* START Excerpted data *

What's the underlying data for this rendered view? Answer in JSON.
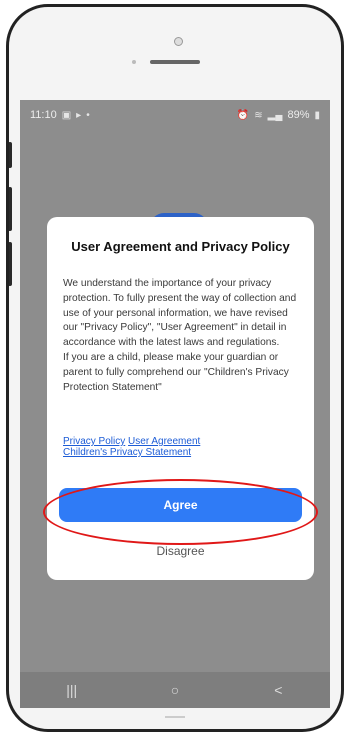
{
  "status_bar": {
    "time": "11:10",
    "battery": "89%"
  },
  "dialog": {
    "title": "User Agreement and Privacy Policy",
    "paragraph1": "We understand the importance of your privacy protection. To fully present the way of collection and use of your personal information, we have revised our \"Privacy Policy\", \"User Agreement\" in detail in accordance with the latest laws and regulations.",
    "paragraph2": "If you are a child, please make your guardian or parent to fully comprehend our \"Children's Privacy Protection Statement\"",
    "links": {
      "privacy_policy": "Privacy Policy",
      "user_agreement": "User Agreement",
      "childrens_privacy": "Children's Privacy Statement"
    },
    "agree_label": "Agree",
    "disagree_label": "Disagree"
  },
  "nav_bar": {
    "recents_glyph": "|||",
    "home_glyph": "○",
    "back_glyph": "<"
  },
  "colors": {
    "accent": "#2f7bf6",
    "link": "#1d5cd6",
    "highlight": "#e01818",
    "scrim": "#8d8d8d"
  }
}
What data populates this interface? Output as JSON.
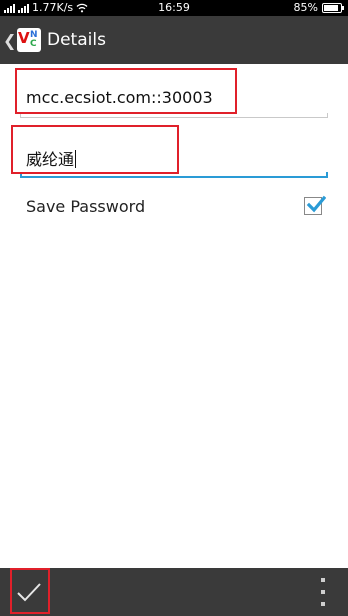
{
  "status_bar": {
    "network_speed": "1.77K/s",
    "time": "16:59",
    "battery": "85%",
    "battery_level": 0.85
  },
  "action_bar": {
    "back_glyph": "❮",
    "app_icon": "vnc-icon",
    "title": "Details"
  },
  "form": {
    "host_value": "mcc.ecsiot.com::30003",
    "nickname_value": "威纶通",
    "save_password_label": "Save Password",
    "save_password_checked": true
  },
  "bottom_bar": {
    "confirm_icon": "checkmark-icon",
    "overflow_icon": "overflow-menu-icon"
  },
  "colors": {
    "action_bar": "#3a3a3a",
    "accent": "#2a9bd6",
    "highlight": "#e0202a"
  }
}
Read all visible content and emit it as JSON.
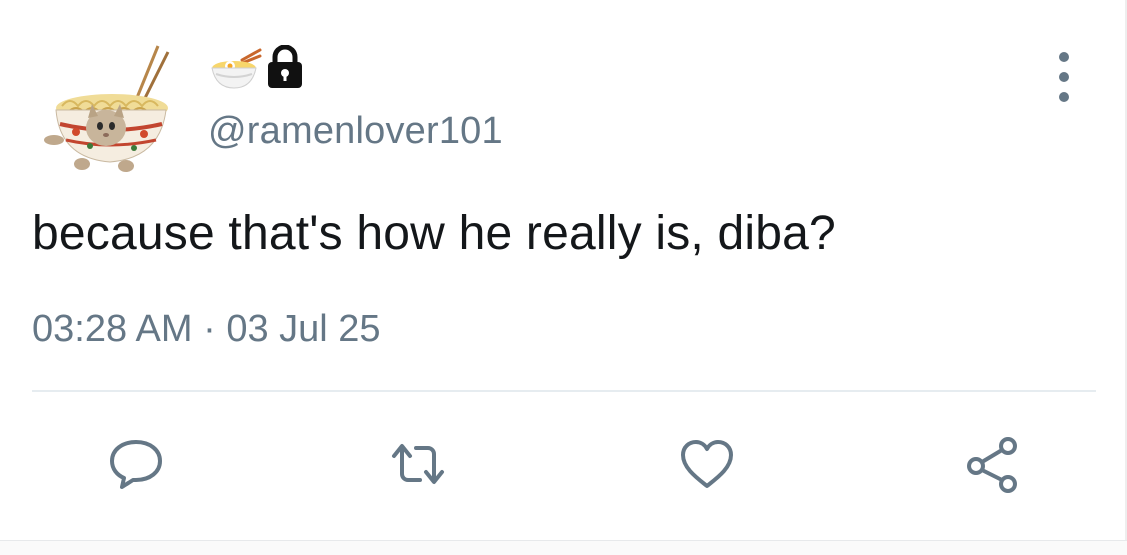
{
  "tweet": {
    "handle": "@ramenlover101",
    "display_name_icons": [
      "ramen-bowl-icon",
      "lock-icon"
    ],
    "text": "because that's how he really is, diba?",
    "time": "03:28 AM",
    "separator": "·",
    "date": "03 Jul 25"
  },
  "actions": [
    "reply-icon",
    "retweet-icon",
    "like-icon",
    "share-icon"
  ],
  "colors": {
    "text": "#14171a",
    "muted": "#657786",
    "divider": "#e6ecf0"
  }
}
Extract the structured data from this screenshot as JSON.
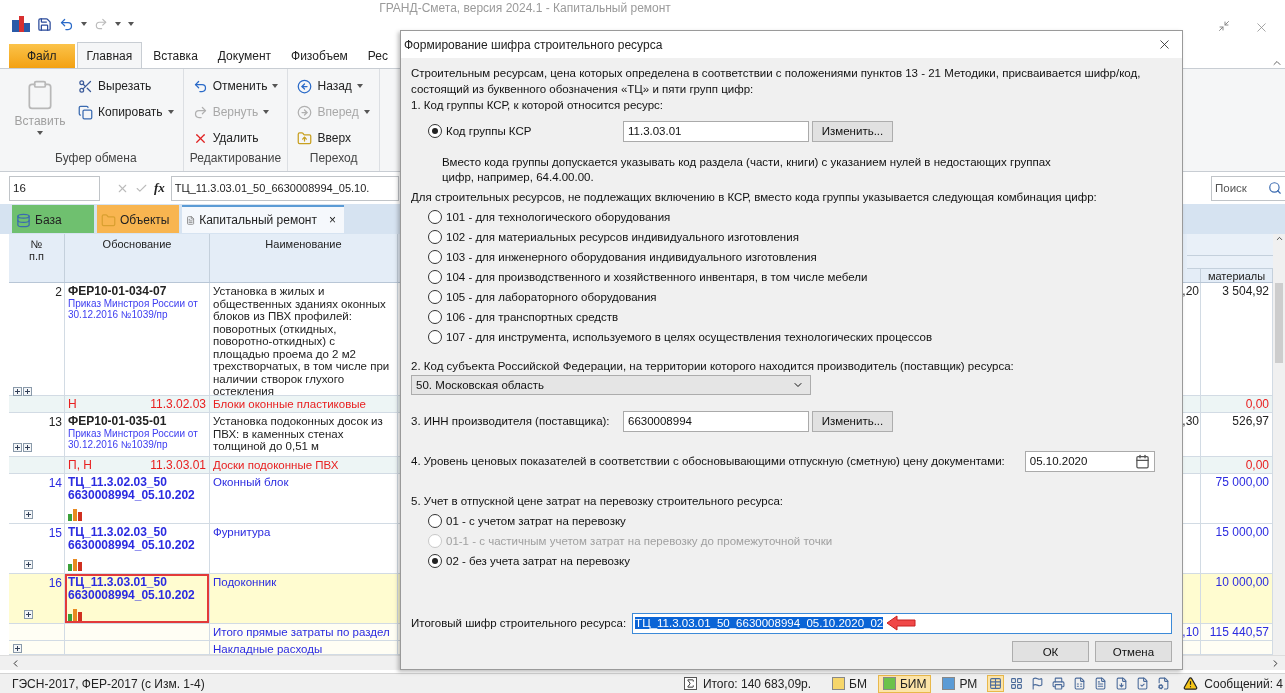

* END Excerpted data *

→ **Exercise instructions**
Leave the pictures out, and print every line of the listing exactly as written.

→ **Complete response**
What's the underlying data for this rendered view? Answer in JSON.
{
  "status_bar": {
    "time": "11:10",
    "battery": "89%"
  },
  "dialog": {
    "title": "User Agreement and Privacy Policy",
    "paragraph1": "We understand the importance of your privacy protection. To fully present the way of collection and use of your personal information, we have revised our \"Privacy Policy\", \"User Agreement\" in detail in accordance with the latest laws and regulations.",
    "paragraph2": "If you are a child, please make your guardian or parent to fully comprehend our \"Children's Privacy Protection Statement\"",
    "links": {
      "privacy_policy": "Privacy Policy",
      "user_agreement": "User Agreement",
      "childrens_privacy": "Children's Privacy Statement"
    },
    "agree_label": "Agree",
    "disagree_label": "Disagree"
  },
  "nav_bar": {
    "recents_glyph": "|||",
    "home_glyph": "○",
    "back_glyph": "<"
  },
  "colors": {
    "accent": "#2f7bf6",
    "link": "#1d5cd6",
    "highlight": "#e01818",
    "scrim": "#8d8d8d"
  }
}
What data populates this interface? Output as JSON.
{
  "status_bar": {
    "network_speed": "1.77K/s",
    "time": "16:59",
    "battery": "85%",
    "battery_level": 0.85
  },
  "action_bar": {
    "back_glyph": "❮",
    "app_icon": "vnc-icon",
    "title": "Details"
  },
  "form": {
    "host_value": "mcc.ecsiot.com::30003",
    "nickname_value": "威纶通",
    "save_password_label": "Save Password",
    "save_password_checked": true
  },
  "bottom_bar": {
    "confirm_icon": "checkmark-icon",
    "overflow_icon": "overflow-menu-icon"
  },
  "colors": {
    "action_bar": "#3a3a3a",
    "accent": "#2a9bd6",
    "highlight": "#e0202a"
  }
}
Read all visible content and emit it as JSON.
{
  "tweet": {
    "handle": "@ramenlover101",
    "display_name_icons": [
      "ramen-bowl-icon",
      "lock-icon"
    ],
    "text": "because that's how he really is, diba?",
    "time": "03:28 AM",
    "separator": "·",
    "date": "03 Jul 25"
  },
  "actions": [
    "reply-icon",
    "retweet-icon",
    "like-icon",
    "share-icon"
  ],
  "colors": {
    "text": "#14171a",
    "muted": "#657786",
    "divider": "#e6ecf0"
  }
}
Extract the structured data from this screenshot as JSON.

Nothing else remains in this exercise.